[Records for the exercise]
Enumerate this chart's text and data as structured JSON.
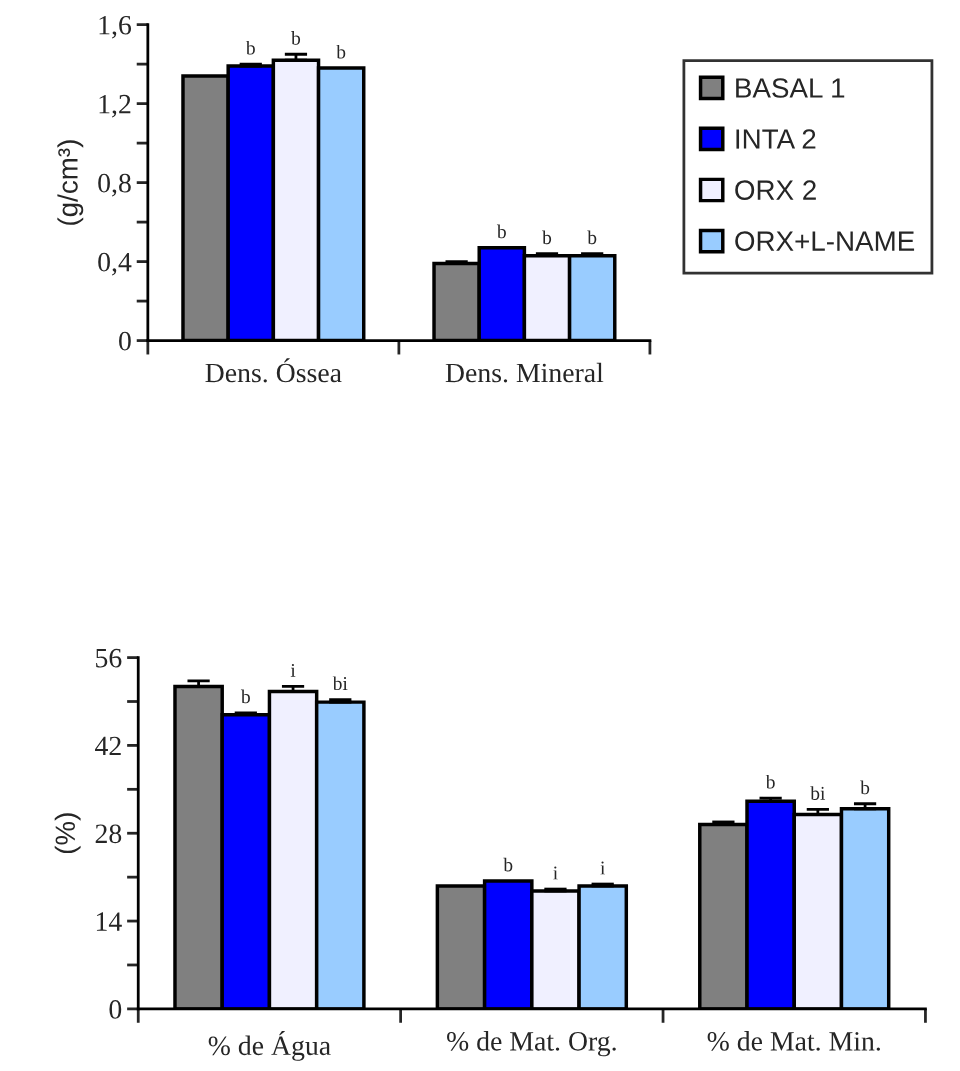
{
  "chart_data": [
    {
      "type": "bar",
      "ylabel": "(g/cm³)",
      "categories": [
        "Dens. Óssea",
        "Dens. Mineral"
      ],
      "ylim": [
        0,
        1.6
      ],
      "yticks": [
        {
          "value": 0,
          "label": "0"
        },
        {
          "value": 0.2,
          "label": null
        },
        {
          "value": 0.4,
          "label": "0,4"
        },
        {
          "value": 0.6,
          "label": null
        },
        {
          "value": 0.8,
          "label": "0,8"
        },
        {
          "value": 1.0,
          "label": null
        },
        {
          "value": 1.2,
          "label": "1,2"
        },
        {
          "value": 1.4,
          "label": null
        },
        {
          "value": 1.6,
          "label": "1,6"
        }
      ],
      "legend": "right",
      "grid": false,
      "series": [
        {
          "name": "BASAL 1",
          "color": "#808080",
          "values": [
            1.34,
            0.39
          ],
          "errors": [
            null,
            0.01
          ]
        },
        {
          "name": "INTA 2",
          "color": "#0000ff",
          "values": [
            1.39,
            0.47
          ],
          "errors": [
            0.01,
            null
          ],
          "value_labels": [
            "b",
            "b"
          ]
        },
        {
          "name": "ORX 2",
          "color": "#f0f0ff",
          "values": [
            1.42,
            0.43
          ],
          "errors": [
            0.03,
            0.01
          ],
          "value_labels": [
            "b",
            "b"
          ]
        },
        {
          "name": "ORX+L-NAME",
          "color": "#99ccff",
          "values": [
            1.38,
            0.43
          ],
          "errors": [
            null,
            0.01
          ],
          "value_labels": [
            "b",
            "b"
          ]
        }
      ]
    },
    {
      "type": "bar",
      "ylabel": "(%)",
      "categories": [
        "% de Água",
        "% de Mat. Org.",
        "% de Mat. Min."
      ],
      "ylim": [
        0,
        56
      ],
      "yticks": [
        0,
        {
          "value": 7,
          "label": null
        },
        14,
        {
          "value": 21,
          "label": null
        },
        28,
        {
          "value": 35,
          "label": null
        },
        42,
        {
          "value": 49,
          "label": null
        },
        56
      ],
      "grid": false,
      "series": [
        {
          "color": "#808080",
          "values": [
            51.4,
            19.6,
            29.4
          ],
          "errors": [
            0.9,
            null,
            0.4
          ]
        },
        {
          "color": "#0000ff",
          "values": [
            46.9,
            20.4,
            33.1
          ],
          "errors": [
            0.3,
            null,
            0.5
          ],
          "value_labels": [
            "b",
            "b",
            "b"
          ]
        },
        {
          "color": "#f0f0ff",
          "values": [
            50.6,
            18.8,
            31.0
          ],
          "errors": [
            0.8,
            0.3,
            0.8
          ],
          "value_labels": [
            "i",
            "i",
            "bi"
          ]
        },
        {
          "color": "#99ccff",
          "values": [
            48.9,
            19.6,
            31.9
          ],
          "errors": [
            0.4,
            0.3,
            0.8
          ],
          "value_labels": [
            "bi",
            "i",
            "b"
          ]
        }
      ]
    }
  ]
}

[What you have to do] Pull out every line of the records that includes the string "name".

[Reply]
          "name": "BASAL 1",
          "name": "INTA 2",
          "name": "ORX 2",
          "name": "ORX+L-NAME",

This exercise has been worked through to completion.